--- Stated problem ---
The exercise asks you to copy every line below in which "field" appears.

Source records:
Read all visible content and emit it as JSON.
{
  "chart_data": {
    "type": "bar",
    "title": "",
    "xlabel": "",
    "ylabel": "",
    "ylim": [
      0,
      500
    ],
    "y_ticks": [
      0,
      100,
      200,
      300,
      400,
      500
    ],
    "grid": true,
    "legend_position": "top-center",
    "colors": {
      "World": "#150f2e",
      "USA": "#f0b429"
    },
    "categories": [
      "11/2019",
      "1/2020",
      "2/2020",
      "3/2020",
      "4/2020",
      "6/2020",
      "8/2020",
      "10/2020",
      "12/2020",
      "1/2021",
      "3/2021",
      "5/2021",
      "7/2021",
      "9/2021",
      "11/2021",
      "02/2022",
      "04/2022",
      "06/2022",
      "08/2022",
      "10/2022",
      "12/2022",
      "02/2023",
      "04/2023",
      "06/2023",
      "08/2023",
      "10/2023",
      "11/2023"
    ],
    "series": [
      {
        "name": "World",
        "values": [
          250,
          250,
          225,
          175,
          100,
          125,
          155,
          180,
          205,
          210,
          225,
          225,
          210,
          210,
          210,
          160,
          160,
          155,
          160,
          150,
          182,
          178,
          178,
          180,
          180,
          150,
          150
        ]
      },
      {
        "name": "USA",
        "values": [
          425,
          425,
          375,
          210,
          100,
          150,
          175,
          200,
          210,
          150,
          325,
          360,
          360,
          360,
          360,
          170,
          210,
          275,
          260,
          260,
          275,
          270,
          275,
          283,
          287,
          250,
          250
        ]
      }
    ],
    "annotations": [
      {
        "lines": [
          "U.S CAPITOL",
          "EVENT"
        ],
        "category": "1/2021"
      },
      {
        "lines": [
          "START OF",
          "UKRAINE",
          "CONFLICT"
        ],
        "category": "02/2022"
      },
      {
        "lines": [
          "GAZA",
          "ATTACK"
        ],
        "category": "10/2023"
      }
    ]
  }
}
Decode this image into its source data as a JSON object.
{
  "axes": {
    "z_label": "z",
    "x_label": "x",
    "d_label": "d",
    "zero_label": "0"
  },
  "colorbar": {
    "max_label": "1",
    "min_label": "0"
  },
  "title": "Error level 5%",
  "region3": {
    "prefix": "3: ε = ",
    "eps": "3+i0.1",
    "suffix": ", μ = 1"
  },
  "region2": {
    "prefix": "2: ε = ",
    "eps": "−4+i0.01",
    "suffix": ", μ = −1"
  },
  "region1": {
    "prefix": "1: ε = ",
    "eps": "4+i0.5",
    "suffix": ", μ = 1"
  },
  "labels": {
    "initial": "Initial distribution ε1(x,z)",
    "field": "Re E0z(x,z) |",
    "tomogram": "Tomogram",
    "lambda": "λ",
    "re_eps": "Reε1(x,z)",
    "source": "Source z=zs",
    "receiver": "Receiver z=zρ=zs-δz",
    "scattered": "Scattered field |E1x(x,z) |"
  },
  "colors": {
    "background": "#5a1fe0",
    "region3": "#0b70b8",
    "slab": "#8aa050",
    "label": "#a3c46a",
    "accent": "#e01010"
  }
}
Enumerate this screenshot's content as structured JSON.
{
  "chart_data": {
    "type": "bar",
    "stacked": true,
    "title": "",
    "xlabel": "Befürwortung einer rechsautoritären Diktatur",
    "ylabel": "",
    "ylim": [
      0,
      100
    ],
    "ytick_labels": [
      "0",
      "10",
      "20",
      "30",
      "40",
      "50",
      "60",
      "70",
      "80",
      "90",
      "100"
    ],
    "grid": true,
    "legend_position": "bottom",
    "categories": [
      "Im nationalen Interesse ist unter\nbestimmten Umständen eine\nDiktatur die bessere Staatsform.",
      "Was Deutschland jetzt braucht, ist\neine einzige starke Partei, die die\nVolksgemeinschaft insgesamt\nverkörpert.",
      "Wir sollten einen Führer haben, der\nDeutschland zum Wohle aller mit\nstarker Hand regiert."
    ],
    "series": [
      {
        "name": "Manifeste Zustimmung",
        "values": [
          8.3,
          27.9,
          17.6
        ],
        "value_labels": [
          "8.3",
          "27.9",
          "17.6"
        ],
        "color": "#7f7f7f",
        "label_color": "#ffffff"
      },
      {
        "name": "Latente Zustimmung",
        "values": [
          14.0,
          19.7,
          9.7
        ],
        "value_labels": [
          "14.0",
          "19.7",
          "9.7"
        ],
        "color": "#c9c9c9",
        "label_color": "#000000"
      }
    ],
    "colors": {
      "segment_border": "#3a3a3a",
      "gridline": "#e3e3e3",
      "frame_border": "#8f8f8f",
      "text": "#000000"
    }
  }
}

--- Result ---
    "field": "Re E0z(x,z) |",
    "scattered": "Scattered field |E1x(x,z) |"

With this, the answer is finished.